◆ Written task:
Transcribe the material in full. Nothing should differ except that the pictures are left out.
----------------
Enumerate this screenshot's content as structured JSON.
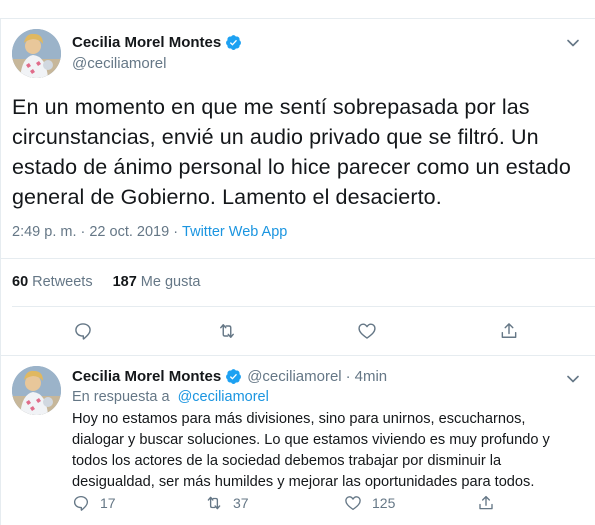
{
  "main_tweet": {
    "display_name": "Cecilia Morel Montes",
    "handle": "@ceciliamorel",
    "text": "En un momento en que me sentí sobrepasada por las circunstancias, envié un audio privado que se filtró. Un estado de ánimo personal lo hice parecer como un estado general de Gobierno. Lamento el desacierto.",
    "timestamp": "2:49 p. m. · 22 oct. 2019 ·",
    "source": "Twitter Web App",
    "retweets_count": "60",
    "retweets_label": "Retweets",
    "likes_count": "187",
    "likes_label": "Me gusta"
  },
  "reply_tweet": {
    "display_name": "Cecilia Morel Montes",
    "handle": "@ceciliamorel",
    "separator": "·",
    "time": "4min",
    "in_reply_label": "En respuesta a",
    "in_reply_mention": "@ceciliamorel",
    "text": "Hoy no estamos para más divisiones, sino para unirnos, escucharnos, dialogar y buscar soluciones. Lo que estamos viviendo es muy profundo y todos los actores de la sociedad debemos trabajar por disminuir la desigualdad, ser más humildes y mejorar las oportunidades para todos.",
    "replies_count": "17",
    "retweets_count": "37",
    "likes_count": "125"
  },
  "colors": {
    "link_blue": "#1b95e0",
    "muted_gray": "#657786",
    "text_dark": "#14171a",
    "divider": "#e6ecf0",
    "verified_blue": "#1da1f2"
  },
  "icons": {
    "verified": "verified-badge-icon",
    "more": "chevron-down-icon",
    "reply": "reply-icon",
    "retweet": "retweet-icon",
    "like": "heart-icon",
    "share": "share-icon"
  }
}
----------------
◆ Result:
Enumerate this screenshot's content as structured JSON.
{
  "main_tweet": {
    "display_name": "Cecilia Morel Montes",
    "handle": "@ceciliamorel",
    "text": "En un momento en que me sentí sobrepasada por las circunstancias, envié un audio privado que se filtró. Un estado de ánimo personal lo hice parecer como un estado general de Gobierno. Lamento el desacierto.",
    "timestamp": "2:49 p. m. · 22 oct. 2019 ·",
    "source": "Twitter Web App",
    "retweets_count": "60",
    "retweets_label": "Retweets",
    "likes_count": "187",
    "likes_label": "Me gusta"
  },
  "reply_tweet": {
    "display_name": "Cecilia Morel Montes",
    "handle": "@ceciliamorel",
    "separator": "·",
    "time": "4min",
    "in_reply_label": "En respuesta a",
    "in_reply_mention": "@ceciliamorel",
    "text": "Hoy no estamos para más divisiones, sino para unirnos, escucharnos, dialogar y buscar soluciones. Lo que estamos viviendo es muy profundo y todos los actores de la sociedad debemos trabajar por disminuir la desigualdad, ser más humildes y mejorar las oportunidades para todos.",
    "replies_count": "17",
    "retweets_count": "37",
    "likes_count": "125"
  },
  "colors": {
    "link_blue": "#1b95e0",
    "muted_gray": "#657786",
    "text_dark": "#14171a",
    "divider": "#e6ecf0",
    "verified_blue": "#1da1f2"
  },
  "icons": {
    "verified": "verified-badge-icon",
    "more": "chevron-down-icon",
    "reply": "reply-icon",
    "retweet": "retweet-icon",
    "like": "heart-icon",
    "share": "share-icon"
  }
}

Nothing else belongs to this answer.